[Source records]
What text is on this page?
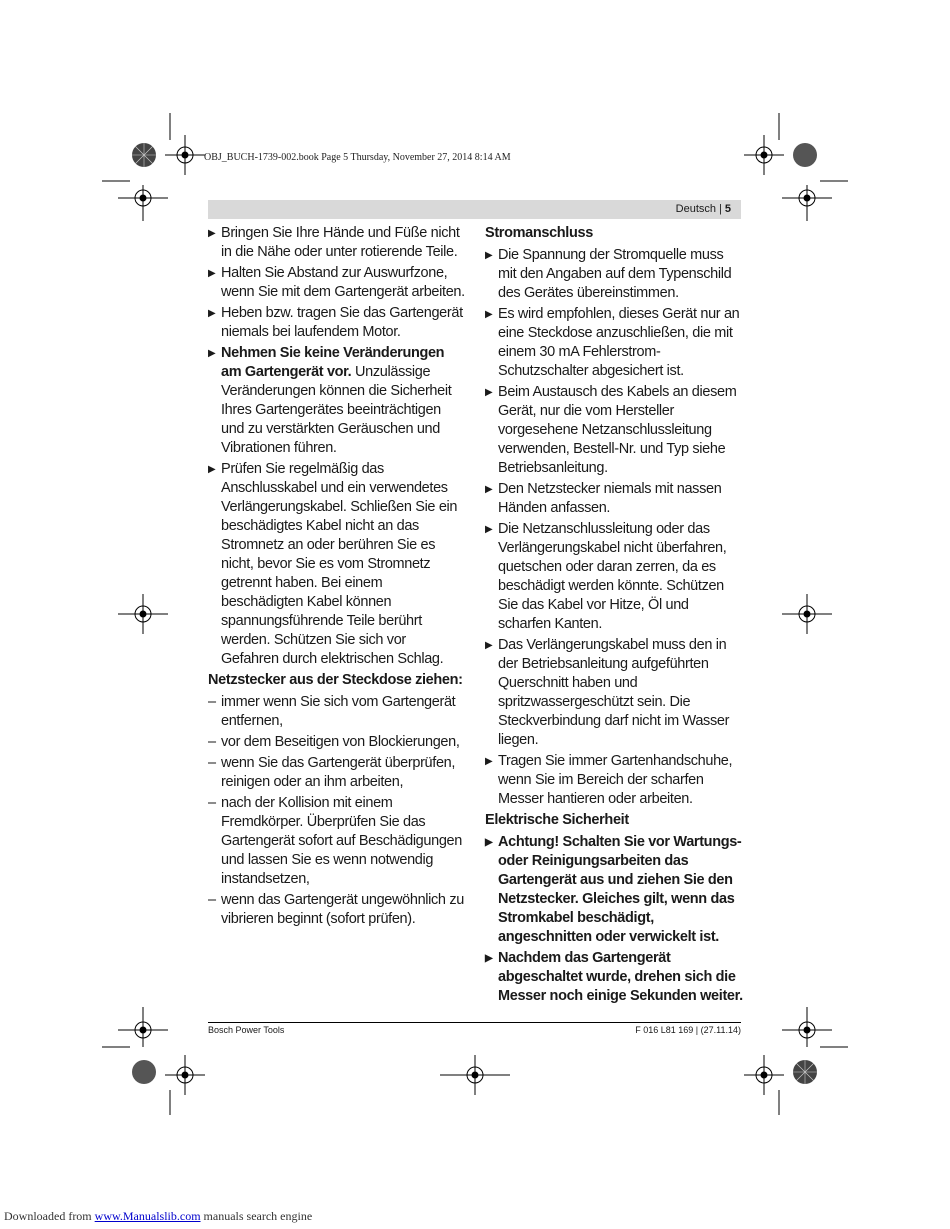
OBJ_BUCH-1739-002.book Page 5 Thursday, November 27, 2014 8:14 AM
Deutsch | 5
▶ Bringen Sie Ihre Hände und Füße nicht in die Nähe oder unter rotierende Teile.
▶ Halten Sie Abstand zur Auswurfzone, wenn Sie mit dem Gartengerät arbeiten.
▶ Heben bzw. tragen Sie das Gartengerät niemals bei laufendem Motor.
▶ Nehmen Sie keine Veränderungen am Gartengerät vor. Unzulässige Veränderungen können die Sicherheit Ihres Gartengerätes beeinträchtigen und zu verstärkten Geräuschen und Vibrationen führen.
▶ Prüfen Sie regelmäßig das Anschlusskabel und ein verwendetes Verlängerungskabel. Schließen Sie ein beschädigtes Kabel nicht an das Stromnetz an oder berühren Sie es nicht, bevor Sie es vom Stromnetz getrennt haben. Bei einem beschädigten Kabel können spannungsführende Teile berührt werden. Schützen Sie sich vor Gefahren durch elektrischen Schlag.
Netzstecker aus der Steckdose ziehen:
– immer wenn Sie sich vom Gartengerät entfernen,
– vor dem Beseitigen von Blockierungen,
– wenn Sie das Gartengerät überprüfen, reinigen oder an ihm arbeiten,
– nach der Kollision mit einem Fremdkörper. Überprüfen Sie das Gartengerät sofort auf Beschädigungen und lassen Sie es wenn notwendig instandsetzen,
– wenn das Gartengerät ungewöhnlich zu vibrieren beginnt (sofort prüfen).
Stromanschluss
▶ Die Spannung der Stromquelle muss mit den Angaben auf dem Typenschild des Gerätes übereinstimmen.
▶ Es wird empfohlen, dieses Gerät nur an eine Steckdose anzuschließen, die mit einem 30 mA Fehlerstrom-Schutzschalter abgesichert ist.
▶ Beim Austausch des Kabels an diesem Gerät, nur die vom Hersteller vorgesehene Netzanschlussleitung verwenden, Bestell-Nr. und Typ siehe Betriebsanleitung.
▶ Den Netzstecker niemals mit nassen Händen anfassen.
▶ Die Netzanschlussleitung oder das Verlängerungskabel nicht überfahren, quetschen oder daran zerren, da es beschädigt werden könnte. Schützen Sie das Kabel vor Hitze, Öl und scharfen Kanten.
▶ Das Verlängerungskabel muss den in der Betriebsanleitung aufgeführten Querschnitt haben und spritzwassergeschützt sein. Die Steckverbindung darf nicht im Wasser liegen.
▶ Tragen Sie immer Gartenhandschuhe, wenn Sie im Bereich der scharfen Messer hantieren oder arbeiten.
Elektrische Sicherheit
▶ Achtung! Schalten Sie vor Wartungs- oder Reinigungsarbeiten das Gartengerät aus und ziehen Sie den Netzstecker. Gleiches gilt, wenn das Stromkabel beschädigt, angeschnitten oder verwickelt ist.
▶ Nachdem das Gartengerät abgeschaltet wurde, drehen sich die Messer noch einige Sekunden weiter.
Bosch Power Tools	F 016 L81 169 | (27.11.14)
Downloaded from www.Manualslib.com manuals search engine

- [SHORT EXERCISE]:
Without the pictures, restate each entry exactly.

- [REPLY]:
What text is on this page?
OBJ_BUCH-1739-002.book Page 5 Thursday, November 27, 2014 8:14 AM
Deutsch | 5
▶ Bringen Sie Ihre Hände und Füße nicht in die Nähe oder unter rotierende Teile.
▶ Halten Sie Abstand zur Auswurfzone, wenn Sie mit dem Gartengerät arbeiten.
▶ Heben bzw. tragen Sie das Gartengerät niemals bei laufendem Motor.
▶ Nehmen Sie keine Veränderungen am Gartengerät vor. Unzulässige Veränderungen können die Sicherheit Ihres Gartengerätes beeinträchtigen und zu verstärkten Geräuschen und Vibrationen führen.
▶ Prüfen Sie regelmäßig das Anschlusskabel und ein verwendetes Verlängerungskabel. Schließen Sie ein beschädigtes Kabel nicht an das Stromnetz an oder berühren Sie es nicht, bevor Sie es vom Stromnetz getrennt haben. Bei einem beschädigten Kabel können spannungsführende Teile berührt werden. Schützen Sie sich vor Gefahren durch elektrischen Schlag.
Netzstecker aus der Steckdose ziehen:
– immer wenn Sie sich vom Gartengerät entfernen,
– vor dem Beseitigen von Blockierungen,
– wenn Sie das Gartengerät überprüfen, reinigen oder an ihm arbeiten,
– nach der Kollision mit einem Fremdkörper. Überprüfen Sie das Gartengerät sofort auf Beschädigungen und lassen Sie es wenn notwendig instandsetzen,
– wenn das Gartengerät ungewöhnlich zu vibrieren beginnt (sofort prüfen).
Stromanschluss
▶ Die Spannung der Stromquelle muss mit den Angaben auf dem Typenschild des Gerätes übereinstimmen.
▶ Es wird empfohlen, dieses Gerät nur an eine Steckdose anzuschließen, die mit einem 30 mA Fehlerstrom-Schutzschalter abgesichert ist.
▶ Beim Austausch des Kabels an diesem Gerät, nur die vom Hersteller vorgesehene Netzanschlussleitung verwenden, Bestell-Nr. und Typ siehe Betriebsanleitung.
▶ Den Netzstecker niemals mit nassen Händen anfassen.
▶ Die Netzanschlussleitung oder das Verlängerungskabel nicht überfahren, quetschen oder daran zerren, da es beschädigt werden könnte. Schützen Sie das Kabel vor Hitze, Öl und scharfen Kanten.
▶ Das Verlängerungskabel muss den in der Betriebsanleitung aufgeführten Querschnitt haben und spritzwassergeschützt sein. Die Steckverbindung darf nicht im Wasser liegen.
▶ Tragen Sie immer Gartenhandschuhe, wenn Sie im Bereich der scharfen Messer hantieren oder arbeiten.
Elektrische Sicherheit
▶ Achtung! Schalten Sie vor Wartungs- oder Reinigungsarbeiten das Gartengerät aus und ziehen Sie den Netzstecker. Gleiches gilt, wenn das Stromkabel beschädigt, angeschnitten oder verwickelt ist.
▶ Nachdem das Gartengerät abgeschaltet wurde, drehen sich die Messer noch einige Sekunden weiter.
Bosch Power Tools	F 016 L81 169 | (27.11.14)
Downloaded from www.Manualslib.com manuals search engine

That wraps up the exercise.